◆ Stated task: Exactly as they appear, output all of the records. Skip any images.

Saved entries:
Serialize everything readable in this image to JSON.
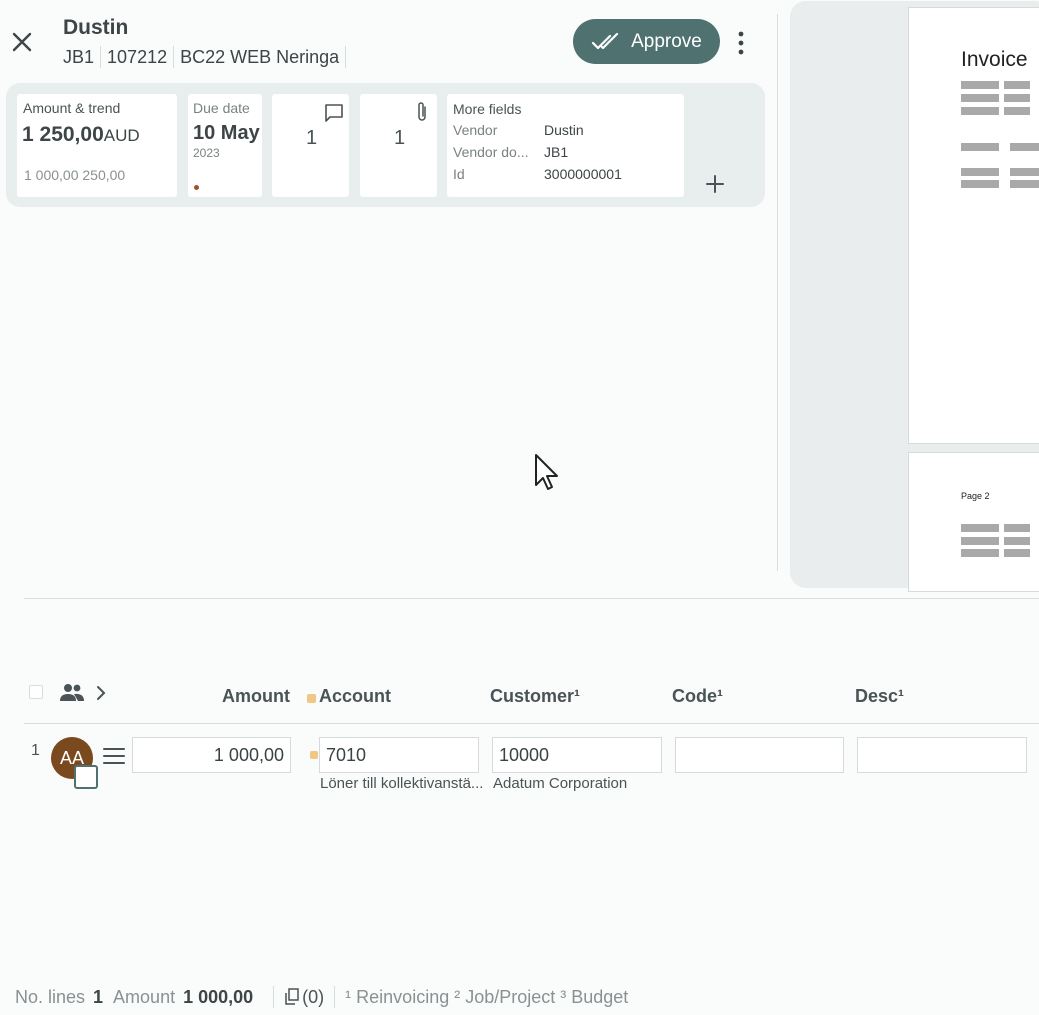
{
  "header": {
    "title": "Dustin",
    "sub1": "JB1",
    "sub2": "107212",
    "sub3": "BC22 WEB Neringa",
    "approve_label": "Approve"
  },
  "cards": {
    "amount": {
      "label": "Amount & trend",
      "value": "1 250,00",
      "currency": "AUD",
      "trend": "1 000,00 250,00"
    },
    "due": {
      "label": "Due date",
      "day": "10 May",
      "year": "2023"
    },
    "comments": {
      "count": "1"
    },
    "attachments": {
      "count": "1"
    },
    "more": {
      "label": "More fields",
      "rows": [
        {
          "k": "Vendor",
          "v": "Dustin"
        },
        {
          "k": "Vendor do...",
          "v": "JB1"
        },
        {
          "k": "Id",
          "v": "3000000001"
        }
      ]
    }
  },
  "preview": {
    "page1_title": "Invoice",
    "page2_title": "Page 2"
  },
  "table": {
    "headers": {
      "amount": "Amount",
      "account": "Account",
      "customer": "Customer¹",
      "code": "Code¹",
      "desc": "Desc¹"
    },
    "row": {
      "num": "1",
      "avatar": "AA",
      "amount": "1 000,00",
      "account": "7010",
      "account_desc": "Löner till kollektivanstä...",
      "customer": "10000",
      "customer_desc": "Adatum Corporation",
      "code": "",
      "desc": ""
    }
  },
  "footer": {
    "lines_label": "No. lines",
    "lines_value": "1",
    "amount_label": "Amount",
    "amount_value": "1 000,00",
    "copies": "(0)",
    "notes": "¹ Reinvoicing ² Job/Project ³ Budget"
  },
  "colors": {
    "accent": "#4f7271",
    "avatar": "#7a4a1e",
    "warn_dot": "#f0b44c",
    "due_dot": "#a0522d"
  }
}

◆ Task answer:
Serialize everything readable in this image to JSON.
{
  "header": {
    "title": "Dustin",
    "sub1": "JB1",
    "sub2": "107212",
    "sub3": "BC22 WEB Neringa",
    "approve_label": "Approve"
  },
  "cards": {
    "amount": {
      "label": "Amount & trend",
      "value": "1 250,00",
      "currency": "AUD",
      "trend": "1 000,00 250,00"
    },
    "due": {
      "label": "Due date",
      "day": "10 May",
      "year": "2023"
    },
    "comments": {
      "count": "1"
    },
    "attachments": {
      "count": "1"
    },
    "more": {
      "label": "More fields",
      "rows": [
        {
          "k": "Vendor",
          "v": "Dustin"
        },
        {
          "k": "Vendor do...",
          "v": "JB1"
        },
        {
          "k": "Id",
          "v": "3000000001"
        }
      ]
    }
  },
  "preview": {
    "page1_title": "Invoice",
    "page2_title": "Page 2"
  },
  "table": {
    "headers": {
      "amount": "Amount",
      "account": "Account",
      "customer": "Customer¹",
      "code": "Code¹",
      "desc": "Desc¹"
    },
    "row": {
      "num": "1",
      "avatar": "AA",
      "amount": "1 000,00",
      "account": "7010",
      "account_desc": "Löner till kollektivanstä...",
      "customer": "10000",
      "customer_desc": "Adatum Corporation",
      "code": "",
      "desc": ""
    }
  },
  "footer": {
    "lines_label": "No. lines",
    "lines_value": "1",
    "amount_label": "Amount",
    "amount_value": "1 000,00",
    "copies": "(0)",
    "notes": "¹ Reinvoicing ² Job/Project ³ Budget"
  },
  "colors": {
    "accent": "#4f7271",
    "avatar": "#7a4a1e",
    "warn_dot": "#f0b44c",
    "due_dot": "#a0522d"
  }
}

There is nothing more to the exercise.